* Begin *
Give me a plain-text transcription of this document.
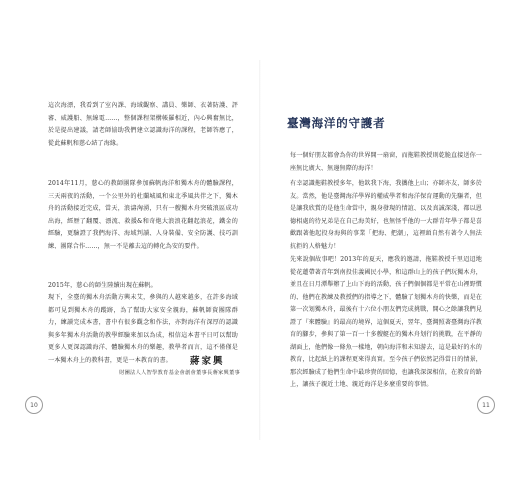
這次海漂，我看到了室內課、海域觀察、講員、樂師、衣著防護、評審、威護船、無線電……，整個課程架構帳羅相近，內心興奮無比，於是提出建議，請老師協助我們建立認識海洋的課程，老師答應了，從此蘇帆和慈心結了海緣。

2014年11月，慈心的教師團隊參加蘇帆海洋和獨木舟的體驗課程，三天兩夜的活動，一个公里外的杜蘭城風和東北季風共伴之下，獨木舟的活動接近完成，當天，浪濤洶湧，只有一艘獨木舟突破浪區成功出海，經歷了翻覆、漂流、救援&和奇炮大浪浪花翻起浪花，鐵金的經驗，更驗證了我們海洋、海域判讀、人身裝備、安全防護、技巧訓練、團隊合作……，無一不是離去這的轉化為安的要件。

2015年，慈心的師生陸續出現在蘇帆。

現下，全臺的獨木舟活動方興未艾，參與的人越來越多，在許多海域都可見到獨木舟的蹤跡，為了幫助大家安全親海，蘇帆師資團隊群力，練讀完成本書，書中有很多觀念和作法，亦對海洋有深厚的認識與多年獨木舟活動的教學經驗來加以為成，相信這本書平日可以幫助更多人更深認識海洋、體驗獨木舟的樂趣，教學者而言，這不僅僅是一本獨木舟上的教科書，更是一本教育的書。	蔣家興
財團法人人智學教育基金會創會董事長蔣家興董事
10
臺灣海洋的守護者

每一個好朋友都會為你的世界開一扇窗，而拖鞋教授則乾脆直接送你一座無比廣大、無邊無際的海洋！

有幸認識拖鞋教授多年，他欽我下海，我攜他上山；亦師亦友，師多於友。當然，他是臺灣海洋學界的權威學者和海洋保育運動的先驅者，但是讓我欣賞的是他生命當中，親身發現的情誼、以及真誠深淺，都以恩德相處的待兄弟是在自己海美好，也無怪乎他的一大群青年學子都是喜歡跟著他起投身海與的事業「把海、把潮」，這裡頭自然有著令人無法抗拒的人格魅力！

先來說個故事吧！2013年的夏天，應我的邀請，拖鞋教授千里迢迢地從花蓮帶著青年到南投佳義國民小學，和這群山上的孩子們玩獨木舟，並且在日月潭舉辦了上山下海的活動，孩子們個個都是平常在山裡野慣的、他們在教練及教授們的指導之下，體驗了划獨木舟的快樂，而是在第一次划獨木舟，最後有十六位小朋友們完成挑戰，開心之餘讓我們見證了『來體驗』的最高的境界，這個夏天，翌年，臺灣照著臺灣海洋教育的腳步，參與了第一百一十多艘艇在的獨木舟划行的挑戰，在平靜的湖面上，他們像一條魚一樣地，朝向海洋和未知游去，這是最好的水的教育，比起紙上的課程更來得真實。至今孩子們依然記得當日的情景，那次經驗成了他們生命中最珍貴的回憶，也讓我深深相信，在教育的路上，讓孩子親近土地、親近海洋是多麼重要的事情。

11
* End *
• **GIVEN REQUEST**: Pictures don't belong in the copy. Restate all the entries exactly.

• **RESULT OF THIS EXERCISE**:
Give me a plain-text transcription of this document.
這次海漂，我看到了室內課、海域觀察、講員、樂師、衣著防護、評審、威護船、無線電……，整個課程架構帳羅相近，內心興奮無比，於是提出建議，請老師協助我們建立認識海洋的課程，老師答應了，從此蘇帆和慈心結了海緣。

2014年11月，慈心的教師團隊參加蘇帆海洋和獨木舟的體驗課程，三天兩夜的活動，一个公里外的杜蘭城風和東北季風共伴之下，獨木舟的活動接近完成，當天，浪濤洶湧，只有一艘獨木舟突破浪區成功出海，經歷了翻覆、漂流、救援&和奇炮大浪浪花翻起浪花，鐵金的經驗，更驗證了我們海洋、海域判讀、人身裝備、安全防護、技巧訓練、團隊合作……，無一不是離去這的轉化為安的要件。

2015年，慈心的師生陸續出現在蘇帆。

現下，全臺的獨木舟活動方興未艾，參與的人越來越多，在許多海域都可見到獨木舟的蹤跡，為了幫助大家安全親海，蘇帆師資團隊群力，練讀完成本書，書中有很多觀念和作法，亦對海洋有深厚的認識與多年獨木舟活動的教學經驗來加以為成，相信這本書平日可以幫助更多人更深認識海洋、體驗獨木舟的樂趣，教學者而言，這不僅僅是一本獨木舟上的教科書，更是一本教育的書。	蔣家興
財團法人人智學教育基金會創會董事長蔣家興董事
10
臺灣海洋的守護者

每一個好朋友都會為你的世界開一扇窗，而拖鞋教授則乾脆直接送你一座無比廣大、無邊無際的海洋！

有幸認識拖鞋教授多年，他欽我下海，我攜他上山；亦師亦友，師多於友。當然，他是臺灣海洋學界的權威學者和海洋保育運動的先驅者，但是讓我欣賞的是他生命當中，親身發現的情誼、以及真誠深淺，都以恩德相處的待兄弟是在自己海美好，也無怪乎他的一大群青年學子都是喜歡跟著他起投身海與的事業「把海、把潮」，這裡頭自然有著令人無法抗拒的人格魅力！

先來說個故事吧！2013年的夏天，應我的邀請，拖鞋教授千里迢迢地從花蓮帶著青年到南投佳義國民小學，和這群山上的孩子們玩獨木舟，並且在日月潭舉辦了上山下海的活動，孩子們個個都是平常在山裡野慣的、他們在教練及教授們的指導之下，體驗了划獨木舟的快樂，而是在第一次划獨木舟，最後有十六位小朋友們完成挑戰，開心之餘讓我們見證了『來體驗』的最高的境界，這個夏天，翌年，臺灣照著臺灣海洋教育的腳步，參與了第一百一十多艘艇在的獨木舟划行的挑戰，在平靜的湖面上，他們像一條魚一樣地，朝向海洋和未知游去，這是最好的水的教育，比起紙上的課程更來得真實。至今孩子們依然記得當日的情景，那次經驗成了他們生命中最珍貴的回憶，也讓我深深相信，在教育的路上，讓孩子親近土地、親近海洋是多麼重要的事情。

11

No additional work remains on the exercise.